+++ DATASET EXTRACT +++

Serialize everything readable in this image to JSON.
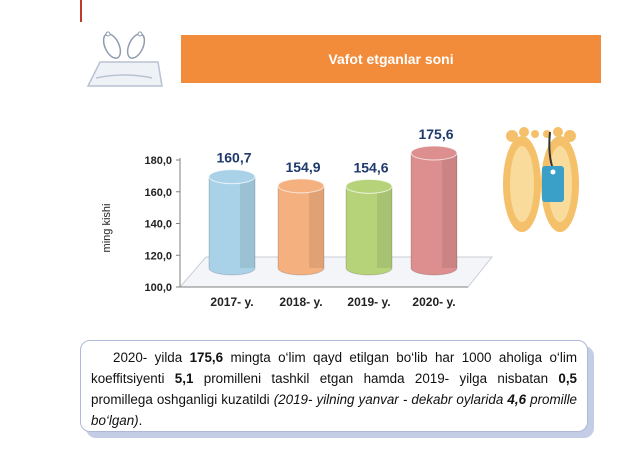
{
  "header": {
    "title": "Vafot etganlar soni"
  },
  "chart_data": {
    "type": "bar",
    "categories": [
      "2017- y.",
      "2018- y.",
      "2019- y.",
      "2020- y."
    ],
    "values": [
      160.7,
      154.9,
      154.6,
      175.6
    ],
    "value_labels": [
      "160,7",
      "154,9",
      "154,6",
      "175,6"
    ],
    "ylabel": "ming kishi",
    "ylim": [
      100,
      180
    ],
    "yticks": [
      "100,0",
      "120,0",
      "140,0",
      "160,0",
      "180,0"
    ],
    "colors": [
      "#a9d2e8",
      "#f4b07f",
      "#b6d37a",
      "#dd8f8f"
    ]
  },
  "note": {
    "t1": "2020- yilda ",
    "b1": "175,6",
    "t2": " mingta o‘lim qayd etilgan bo‘lib har 1000 aholiga o‘lim koeffitsiyenti ",
    "b2": "5,1",
    "t3": " promilleni tashkil etgan hamda 2019- yilga nisbatan ",
    "b3": "0,5",
    "t4": " promillega oshganligi kuzatildi ",
    "i1": "(2019- yilning yanvar - dekabr oylarida ",
    "bi1": "4,6",
    "i2": " promille bo‘lgan)",
    "t5": "."
  }
}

+++

Without the pictures, restate each entry exactly.

_SOLUTION FOR THIS PROBLEM:_
Serialize everything readable in this image to JSON.
{
  "header": {
    "title": "Vafot etganlar soni"
  },
  "chart_data": {
    "type": "bar",
    "categories": [
      "2017- y.",
      "2018- y.",
      "2019- y.",
      "2020- y."
    ],
    "values": [
      160.7,
      154.9,
      154.6,
      175.6
    ],
    "value_labels": [
      "160,7",
      "154,9",
      "154,6",
      "175,6"
    ],
    "ylabel": "ming kishi",
    "ylim": [
      100,
      180
    ],
    "yticks": [
      "100,0",
      "120,0",
      "140,0",
      "160,0",
      "180,0"
    ],
    "colors": [
      "#a9d2e8",
      "#f4b07f",
      "#b6d37a",
      "#dd8f8f"
    ]
  },
  "note": {
    "t1": "2020- yilda ",
    "b1": "175,6",
    "t2": " mingta o‘lim qayd etilgan bo‘lib har 1000 aholiga o‘lim koeffitsiyenti ",
    "b2": "5,1",
    "t3": " promilleni tashkil etgan hamda 2019- yilga nisbatan ",
    "b3": "0,5",
    "t4": " promillega oshganligi kuzatildi ",
    "i1": "(2019- yilning yanvar - dekabr oylarida ",
    "bi1": "4,6",
    "i2": " promille bo‘lgan)",
    "t5": "."
  }
}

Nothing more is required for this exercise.